▶ EXERCISE DETAILS:
Lines that contain the string "Output" are to be copied; leave out all others.

▶ EXERCISE MATERIALS:
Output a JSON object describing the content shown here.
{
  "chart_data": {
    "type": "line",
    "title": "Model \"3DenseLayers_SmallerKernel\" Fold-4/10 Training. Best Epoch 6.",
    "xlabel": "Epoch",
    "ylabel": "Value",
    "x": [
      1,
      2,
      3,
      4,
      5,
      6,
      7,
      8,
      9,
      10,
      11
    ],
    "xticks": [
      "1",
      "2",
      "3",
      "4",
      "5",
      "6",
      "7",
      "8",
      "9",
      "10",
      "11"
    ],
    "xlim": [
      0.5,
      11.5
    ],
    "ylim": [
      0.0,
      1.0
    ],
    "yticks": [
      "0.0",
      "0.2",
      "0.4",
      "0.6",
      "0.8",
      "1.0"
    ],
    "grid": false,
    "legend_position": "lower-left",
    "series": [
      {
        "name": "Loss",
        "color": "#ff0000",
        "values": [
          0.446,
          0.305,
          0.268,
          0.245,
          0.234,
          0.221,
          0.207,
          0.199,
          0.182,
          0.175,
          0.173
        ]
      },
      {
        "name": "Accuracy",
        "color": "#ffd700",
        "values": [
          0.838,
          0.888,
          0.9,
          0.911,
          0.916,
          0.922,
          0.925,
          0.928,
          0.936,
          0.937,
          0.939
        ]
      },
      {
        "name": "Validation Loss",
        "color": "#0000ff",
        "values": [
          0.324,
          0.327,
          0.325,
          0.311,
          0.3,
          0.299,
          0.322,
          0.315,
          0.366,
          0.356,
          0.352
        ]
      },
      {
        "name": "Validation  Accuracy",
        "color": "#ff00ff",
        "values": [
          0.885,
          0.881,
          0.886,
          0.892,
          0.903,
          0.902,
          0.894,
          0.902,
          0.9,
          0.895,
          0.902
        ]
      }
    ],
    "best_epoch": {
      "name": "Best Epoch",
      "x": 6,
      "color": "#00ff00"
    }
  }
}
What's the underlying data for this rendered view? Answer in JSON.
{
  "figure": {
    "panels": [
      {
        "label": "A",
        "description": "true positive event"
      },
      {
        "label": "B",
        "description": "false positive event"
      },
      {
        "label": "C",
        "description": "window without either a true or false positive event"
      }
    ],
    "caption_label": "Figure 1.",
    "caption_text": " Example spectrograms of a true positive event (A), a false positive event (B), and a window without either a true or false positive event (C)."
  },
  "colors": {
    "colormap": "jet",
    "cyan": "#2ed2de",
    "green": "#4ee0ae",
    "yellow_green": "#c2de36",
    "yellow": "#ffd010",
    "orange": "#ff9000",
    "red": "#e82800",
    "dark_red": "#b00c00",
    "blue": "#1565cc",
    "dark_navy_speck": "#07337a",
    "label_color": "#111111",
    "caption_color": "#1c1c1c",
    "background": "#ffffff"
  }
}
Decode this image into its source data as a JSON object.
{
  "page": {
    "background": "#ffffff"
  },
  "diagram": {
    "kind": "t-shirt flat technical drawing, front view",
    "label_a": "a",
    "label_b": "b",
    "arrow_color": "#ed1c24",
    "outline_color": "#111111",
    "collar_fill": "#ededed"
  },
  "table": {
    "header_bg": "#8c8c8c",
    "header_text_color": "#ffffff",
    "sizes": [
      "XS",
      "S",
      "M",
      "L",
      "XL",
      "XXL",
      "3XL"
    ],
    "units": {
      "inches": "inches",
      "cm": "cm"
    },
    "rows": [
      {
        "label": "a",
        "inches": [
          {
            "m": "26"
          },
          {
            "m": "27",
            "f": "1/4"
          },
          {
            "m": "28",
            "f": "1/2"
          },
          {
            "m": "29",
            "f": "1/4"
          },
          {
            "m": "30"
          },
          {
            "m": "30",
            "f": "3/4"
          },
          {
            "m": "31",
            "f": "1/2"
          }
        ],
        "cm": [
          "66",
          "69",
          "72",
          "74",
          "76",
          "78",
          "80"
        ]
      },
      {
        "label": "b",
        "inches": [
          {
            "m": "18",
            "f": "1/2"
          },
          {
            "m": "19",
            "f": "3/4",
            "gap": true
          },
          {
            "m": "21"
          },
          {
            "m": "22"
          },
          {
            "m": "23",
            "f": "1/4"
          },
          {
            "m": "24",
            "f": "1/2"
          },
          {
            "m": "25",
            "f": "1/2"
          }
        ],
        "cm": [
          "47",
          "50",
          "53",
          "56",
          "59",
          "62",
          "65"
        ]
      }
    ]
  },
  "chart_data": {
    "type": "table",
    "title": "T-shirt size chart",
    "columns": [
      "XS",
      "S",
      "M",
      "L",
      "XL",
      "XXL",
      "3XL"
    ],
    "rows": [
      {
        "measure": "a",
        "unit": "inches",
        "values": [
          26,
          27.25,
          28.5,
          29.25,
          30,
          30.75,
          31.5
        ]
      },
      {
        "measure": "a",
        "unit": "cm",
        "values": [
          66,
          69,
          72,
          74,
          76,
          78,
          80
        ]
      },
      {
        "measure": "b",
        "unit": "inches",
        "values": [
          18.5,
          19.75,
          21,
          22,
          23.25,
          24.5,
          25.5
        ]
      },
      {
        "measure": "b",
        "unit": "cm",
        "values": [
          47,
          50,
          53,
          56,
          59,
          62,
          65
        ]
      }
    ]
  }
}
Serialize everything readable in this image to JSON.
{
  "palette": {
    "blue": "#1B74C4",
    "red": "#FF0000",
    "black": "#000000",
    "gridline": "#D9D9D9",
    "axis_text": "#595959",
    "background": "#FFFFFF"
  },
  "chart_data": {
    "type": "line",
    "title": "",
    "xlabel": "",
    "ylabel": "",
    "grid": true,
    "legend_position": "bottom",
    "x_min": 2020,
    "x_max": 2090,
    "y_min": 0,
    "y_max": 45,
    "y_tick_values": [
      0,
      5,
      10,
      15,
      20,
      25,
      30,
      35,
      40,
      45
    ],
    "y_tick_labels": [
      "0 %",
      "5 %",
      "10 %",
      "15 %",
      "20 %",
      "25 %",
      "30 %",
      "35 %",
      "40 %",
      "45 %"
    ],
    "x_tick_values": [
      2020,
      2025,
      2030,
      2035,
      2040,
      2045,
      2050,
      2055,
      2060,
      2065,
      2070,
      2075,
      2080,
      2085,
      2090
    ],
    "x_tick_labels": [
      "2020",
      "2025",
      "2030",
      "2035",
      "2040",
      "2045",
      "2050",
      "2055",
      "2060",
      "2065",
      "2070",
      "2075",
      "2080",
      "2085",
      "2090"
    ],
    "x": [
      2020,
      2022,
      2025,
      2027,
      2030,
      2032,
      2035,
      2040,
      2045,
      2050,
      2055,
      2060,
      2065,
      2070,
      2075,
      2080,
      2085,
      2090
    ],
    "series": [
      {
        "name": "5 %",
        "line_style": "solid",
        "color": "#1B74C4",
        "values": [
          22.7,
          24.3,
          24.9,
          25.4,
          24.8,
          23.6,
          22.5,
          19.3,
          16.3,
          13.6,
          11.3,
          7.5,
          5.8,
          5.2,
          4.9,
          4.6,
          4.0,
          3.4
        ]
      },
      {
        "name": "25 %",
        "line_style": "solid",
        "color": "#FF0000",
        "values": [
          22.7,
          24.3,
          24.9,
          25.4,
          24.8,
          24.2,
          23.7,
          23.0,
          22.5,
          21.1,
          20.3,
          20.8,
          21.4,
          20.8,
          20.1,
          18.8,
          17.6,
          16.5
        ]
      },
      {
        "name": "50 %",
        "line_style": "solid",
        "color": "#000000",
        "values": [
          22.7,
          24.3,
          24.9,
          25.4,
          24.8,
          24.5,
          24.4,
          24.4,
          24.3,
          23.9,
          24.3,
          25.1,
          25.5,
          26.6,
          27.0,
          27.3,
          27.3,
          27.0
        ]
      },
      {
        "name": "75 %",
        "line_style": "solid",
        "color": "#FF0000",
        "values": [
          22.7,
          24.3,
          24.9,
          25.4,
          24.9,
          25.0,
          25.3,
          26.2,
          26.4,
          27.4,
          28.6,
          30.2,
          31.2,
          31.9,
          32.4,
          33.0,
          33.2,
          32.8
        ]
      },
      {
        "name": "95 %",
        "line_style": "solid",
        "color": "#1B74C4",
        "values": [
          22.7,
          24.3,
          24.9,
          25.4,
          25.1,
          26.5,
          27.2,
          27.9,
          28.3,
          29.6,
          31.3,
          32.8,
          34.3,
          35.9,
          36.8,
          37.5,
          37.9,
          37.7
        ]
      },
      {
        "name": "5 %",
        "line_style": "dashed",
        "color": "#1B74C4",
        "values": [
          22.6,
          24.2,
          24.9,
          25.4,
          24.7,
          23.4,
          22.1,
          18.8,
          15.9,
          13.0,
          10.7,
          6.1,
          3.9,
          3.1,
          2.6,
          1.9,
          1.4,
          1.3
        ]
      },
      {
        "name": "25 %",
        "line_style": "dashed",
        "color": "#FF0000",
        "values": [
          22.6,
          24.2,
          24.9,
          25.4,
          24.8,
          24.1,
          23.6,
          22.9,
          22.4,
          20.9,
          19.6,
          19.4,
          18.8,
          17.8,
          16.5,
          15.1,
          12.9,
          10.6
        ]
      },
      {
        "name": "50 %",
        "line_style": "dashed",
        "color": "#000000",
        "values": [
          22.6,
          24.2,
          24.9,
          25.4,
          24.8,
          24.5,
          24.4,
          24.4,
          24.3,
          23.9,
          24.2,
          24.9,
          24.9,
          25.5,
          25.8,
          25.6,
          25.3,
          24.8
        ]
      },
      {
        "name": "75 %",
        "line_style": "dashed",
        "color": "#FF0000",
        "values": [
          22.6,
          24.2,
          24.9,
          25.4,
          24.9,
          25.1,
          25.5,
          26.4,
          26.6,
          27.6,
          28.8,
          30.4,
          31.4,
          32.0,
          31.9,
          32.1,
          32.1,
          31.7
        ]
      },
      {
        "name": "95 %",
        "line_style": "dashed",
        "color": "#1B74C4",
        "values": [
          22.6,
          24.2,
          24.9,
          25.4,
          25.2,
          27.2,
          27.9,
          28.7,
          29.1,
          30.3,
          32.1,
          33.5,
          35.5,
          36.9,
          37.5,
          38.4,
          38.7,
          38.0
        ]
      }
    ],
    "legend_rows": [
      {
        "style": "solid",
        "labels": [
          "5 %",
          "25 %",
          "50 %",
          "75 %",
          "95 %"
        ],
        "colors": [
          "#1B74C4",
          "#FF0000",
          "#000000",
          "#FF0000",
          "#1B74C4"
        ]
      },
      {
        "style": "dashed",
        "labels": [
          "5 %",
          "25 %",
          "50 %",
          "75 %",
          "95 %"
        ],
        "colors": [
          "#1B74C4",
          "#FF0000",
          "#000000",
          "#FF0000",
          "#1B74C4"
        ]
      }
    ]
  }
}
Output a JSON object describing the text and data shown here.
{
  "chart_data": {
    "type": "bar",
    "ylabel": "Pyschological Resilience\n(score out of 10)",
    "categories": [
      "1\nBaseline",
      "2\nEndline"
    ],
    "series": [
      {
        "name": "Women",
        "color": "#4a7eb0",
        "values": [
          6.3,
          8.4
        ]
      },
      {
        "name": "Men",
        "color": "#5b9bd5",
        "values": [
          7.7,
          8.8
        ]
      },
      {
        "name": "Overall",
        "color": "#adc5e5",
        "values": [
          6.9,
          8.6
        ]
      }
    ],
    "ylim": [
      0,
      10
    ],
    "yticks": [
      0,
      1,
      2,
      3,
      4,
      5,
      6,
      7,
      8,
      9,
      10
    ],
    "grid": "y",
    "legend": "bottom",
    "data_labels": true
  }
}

▶ ANSWER TO THE TASK:
Output a JSON object describing the content shown here.
Output a JSON object describing the text and data shown here.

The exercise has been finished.